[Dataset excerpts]
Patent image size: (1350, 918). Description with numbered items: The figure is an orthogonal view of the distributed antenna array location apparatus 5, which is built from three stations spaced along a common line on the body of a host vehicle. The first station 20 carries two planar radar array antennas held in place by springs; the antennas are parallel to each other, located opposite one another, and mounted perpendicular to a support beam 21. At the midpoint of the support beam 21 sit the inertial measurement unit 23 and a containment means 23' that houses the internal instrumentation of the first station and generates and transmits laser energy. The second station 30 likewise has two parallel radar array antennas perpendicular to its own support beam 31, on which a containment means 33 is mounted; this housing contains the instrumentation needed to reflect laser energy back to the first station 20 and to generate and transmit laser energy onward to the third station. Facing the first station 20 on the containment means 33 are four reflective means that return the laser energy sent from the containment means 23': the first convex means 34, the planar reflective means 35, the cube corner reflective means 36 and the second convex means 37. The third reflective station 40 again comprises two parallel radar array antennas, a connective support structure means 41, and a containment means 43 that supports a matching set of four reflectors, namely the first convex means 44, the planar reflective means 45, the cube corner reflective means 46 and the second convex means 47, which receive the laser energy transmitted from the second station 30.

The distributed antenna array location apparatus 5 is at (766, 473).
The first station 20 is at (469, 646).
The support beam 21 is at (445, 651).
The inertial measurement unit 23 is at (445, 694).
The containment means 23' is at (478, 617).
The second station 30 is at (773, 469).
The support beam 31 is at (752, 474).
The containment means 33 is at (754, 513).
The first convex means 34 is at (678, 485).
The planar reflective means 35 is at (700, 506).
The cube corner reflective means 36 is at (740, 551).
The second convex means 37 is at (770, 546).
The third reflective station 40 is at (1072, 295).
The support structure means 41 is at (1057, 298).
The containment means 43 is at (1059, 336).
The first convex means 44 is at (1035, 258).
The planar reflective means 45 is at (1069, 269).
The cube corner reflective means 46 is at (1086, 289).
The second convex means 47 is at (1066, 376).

TASK STATEMENT | Render the material from its start through the line with "The containment means 23' is at (478, 617)." as a numbered list, including both ends and leaving out blank lines.

TASK RESPONSE |
1. Patent image size: (1350, 918). Description with numbered items: The figure is an orthogonal view of the distributed antenna array location apparatus 5, which is built from three stations spaced along a common line on the body of a host vehicle. The first station 20 carries two planar radar array antennas held in place by springs; the antennas are parallel to each other, located opposite one another, and mounted perpendicular to a support beam 21. At the midpoint of the support beam 21 sit the inertial measurement unit 23 and a containment means 23' that houses the internal instrumentation of the first station and generates and transmits laser energy. The second station 30 likewise has two parallel radar array antennas perpendicular to its own support beam 31, on which a containment means 33 is mounted; this housing contains the instrumentation needed to reflect laser energy back to the first station 20 and to generate and transmit laser energy onward to the third station. Facing the first station 20 on the containment means 33 are four reflective means that return the laser energy sent from the containment means 23': the first convex means 34, the planar reflective means 35, the cube corner reflective means 36 and the second convex means 37. The third reflective station 40 again comprises two parallel radar array antennas, a connective support structure means 41, and a containment means 43 that supports a matching set of four reflectors, namely the first convex means 44, the planar reflective means 45, the cube corner reflective means 46 and the second convex means 47, which receive the laser energy transmitted from the second station 30.
2. The distributed antenna array location apparatus 5 is at (766, 473).
3. The first station 20 is at (469, 646).
4. The support beam 21 is at (445, 651).
5. The inertial measurement unit 23 is at (445, 694).
6. The containment means 23' is at (478, 617).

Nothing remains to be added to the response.